Stored records:
## BEGIN

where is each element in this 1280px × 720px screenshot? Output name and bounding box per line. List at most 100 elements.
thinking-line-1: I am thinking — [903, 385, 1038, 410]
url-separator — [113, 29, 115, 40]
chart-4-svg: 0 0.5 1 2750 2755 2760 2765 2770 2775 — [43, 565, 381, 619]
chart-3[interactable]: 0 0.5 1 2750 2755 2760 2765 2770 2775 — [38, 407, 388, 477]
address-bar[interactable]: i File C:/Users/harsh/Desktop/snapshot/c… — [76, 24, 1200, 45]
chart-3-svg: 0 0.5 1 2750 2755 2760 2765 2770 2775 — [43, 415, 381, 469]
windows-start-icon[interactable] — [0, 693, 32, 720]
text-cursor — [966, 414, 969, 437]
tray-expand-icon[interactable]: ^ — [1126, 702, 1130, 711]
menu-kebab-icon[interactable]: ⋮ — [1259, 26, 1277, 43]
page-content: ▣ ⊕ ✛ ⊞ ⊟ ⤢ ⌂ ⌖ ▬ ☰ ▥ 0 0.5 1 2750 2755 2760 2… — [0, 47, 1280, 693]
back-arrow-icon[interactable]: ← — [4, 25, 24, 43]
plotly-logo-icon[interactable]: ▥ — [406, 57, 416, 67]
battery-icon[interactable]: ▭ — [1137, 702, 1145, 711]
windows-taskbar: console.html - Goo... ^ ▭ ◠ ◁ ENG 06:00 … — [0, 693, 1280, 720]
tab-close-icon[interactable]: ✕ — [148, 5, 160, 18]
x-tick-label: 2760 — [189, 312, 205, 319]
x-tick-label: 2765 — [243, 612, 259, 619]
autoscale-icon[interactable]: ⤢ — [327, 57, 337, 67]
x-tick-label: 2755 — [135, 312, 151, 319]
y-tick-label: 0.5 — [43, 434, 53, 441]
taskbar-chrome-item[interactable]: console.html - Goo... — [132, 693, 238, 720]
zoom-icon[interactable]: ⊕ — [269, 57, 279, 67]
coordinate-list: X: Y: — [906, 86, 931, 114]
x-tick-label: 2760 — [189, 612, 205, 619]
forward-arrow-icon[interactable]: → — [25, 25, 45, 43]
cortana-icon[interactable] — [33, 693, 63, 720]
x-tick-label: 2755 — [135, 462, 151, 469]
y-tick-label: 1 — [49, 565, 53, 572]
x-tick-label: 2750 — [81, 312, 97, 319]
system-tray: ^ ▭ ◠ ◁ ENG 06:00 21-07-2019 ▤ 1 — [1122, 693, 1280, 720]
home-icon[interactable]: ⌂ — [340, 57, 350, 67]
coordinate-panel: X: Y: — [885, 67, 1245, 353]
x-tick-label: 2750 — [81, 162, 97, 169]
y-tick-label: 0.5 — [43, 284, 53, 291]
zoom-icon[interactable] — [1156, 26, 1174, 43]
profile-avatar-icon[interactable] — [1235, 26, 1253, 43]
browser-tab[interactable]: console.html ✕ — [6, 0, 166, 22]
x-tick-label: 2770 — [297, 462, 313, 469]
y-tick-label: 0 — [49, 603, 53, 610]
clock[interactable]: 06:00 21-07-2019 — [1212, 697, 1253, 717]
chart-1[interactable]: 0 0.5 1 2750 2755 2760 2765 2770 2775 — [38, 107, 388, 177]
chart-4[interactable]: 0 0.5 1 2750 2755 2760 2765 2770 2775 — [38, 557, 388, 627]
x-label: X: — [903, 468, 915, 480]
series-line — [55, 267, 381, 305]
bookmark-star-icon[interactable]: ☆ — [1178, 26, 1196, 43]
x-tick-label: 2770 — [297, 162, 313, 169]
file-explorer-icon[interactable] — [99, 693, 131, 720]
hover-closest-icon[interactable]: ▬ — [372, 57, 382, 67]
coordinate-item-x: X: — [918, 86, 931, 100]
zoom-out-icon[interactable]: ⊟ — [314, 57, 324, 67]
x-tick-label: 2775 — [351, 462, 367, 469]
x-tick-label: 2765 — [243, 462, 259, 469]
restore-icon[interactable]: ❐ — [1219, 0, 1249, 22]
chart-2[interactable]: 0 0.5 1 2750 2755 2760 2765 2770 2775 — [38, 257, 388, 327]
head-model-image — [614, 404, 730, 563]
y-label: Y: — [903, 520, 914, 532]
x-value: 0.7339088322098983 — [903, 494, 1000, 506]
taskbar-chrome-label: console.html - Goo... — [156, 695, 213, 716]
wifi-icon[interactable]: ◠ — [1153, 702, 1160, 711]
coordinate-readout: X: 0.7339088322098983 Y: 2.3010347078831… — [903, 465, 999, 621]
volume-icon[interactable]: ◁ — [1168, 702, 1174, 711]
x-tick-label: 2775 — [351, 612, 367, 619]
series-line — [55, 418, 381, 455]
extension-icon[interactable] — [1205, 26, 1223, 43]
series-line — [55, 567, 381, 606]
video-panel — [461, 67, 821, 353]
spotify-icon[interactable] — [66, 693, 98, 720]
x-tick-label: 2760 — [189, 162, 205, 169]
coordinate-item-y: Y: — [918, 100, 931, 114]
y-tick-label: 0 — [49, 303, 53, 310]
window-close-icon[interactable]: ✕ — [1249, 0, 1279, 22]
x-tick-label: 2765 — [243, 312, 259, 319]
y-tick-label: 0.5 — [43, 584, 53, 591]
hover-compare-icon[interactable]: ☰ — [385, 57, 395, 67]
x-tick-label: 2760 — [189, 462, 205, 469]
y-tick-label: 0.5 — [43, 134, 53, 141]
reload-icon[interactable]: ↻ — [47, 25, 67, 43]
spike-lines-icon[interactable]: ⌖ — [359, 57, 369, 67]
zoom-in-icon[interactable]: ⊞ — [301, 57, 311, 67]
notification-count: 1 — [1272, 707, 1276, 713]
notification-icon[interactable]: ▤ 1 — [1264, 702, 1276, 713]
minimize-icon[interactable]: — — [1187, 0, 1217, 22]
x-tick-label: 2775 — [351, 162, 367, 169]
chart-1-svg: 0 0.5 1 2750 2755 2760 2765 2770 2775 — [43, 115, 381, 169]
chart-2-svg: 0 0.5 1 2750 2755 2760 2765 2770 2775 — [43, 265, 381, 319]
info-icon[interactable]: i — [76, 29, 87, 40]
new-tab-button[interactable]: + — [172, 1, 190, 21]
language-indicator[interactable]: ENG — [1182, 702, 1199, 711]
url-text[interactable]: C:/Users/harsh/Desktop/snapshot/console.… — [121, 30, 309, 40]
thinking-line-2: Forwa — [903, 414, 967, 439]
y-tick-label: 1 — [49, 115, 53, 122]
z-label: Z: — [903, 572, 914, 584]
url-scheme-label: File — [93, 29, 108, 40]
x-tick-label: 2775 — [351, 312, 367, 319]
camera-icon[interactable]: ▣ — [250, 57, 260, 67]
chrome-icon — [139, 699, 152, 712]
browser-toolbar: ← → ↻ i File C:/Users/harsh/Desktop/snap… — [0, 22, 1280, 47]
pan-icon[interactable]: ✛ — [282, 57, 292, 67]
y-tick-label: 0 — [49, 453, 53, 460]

## END

Repeat the rows starting at the first row and ending at the row containing "chart-4-svg: 0 0.5", both included.

Answer to this exercise:
where is each element in this 1280px × 720px screenshot? Output name and bounding box per line. List at most 100 elements.
thinking-line-1: I am thinking — [903, 385, 1038, 410]
url-separator — [113, 29, 115, 40]
chart-4-svg: 0 0.5 1 2750 2755 2760 2765 2770 2775 — [43, 565, 381, 619]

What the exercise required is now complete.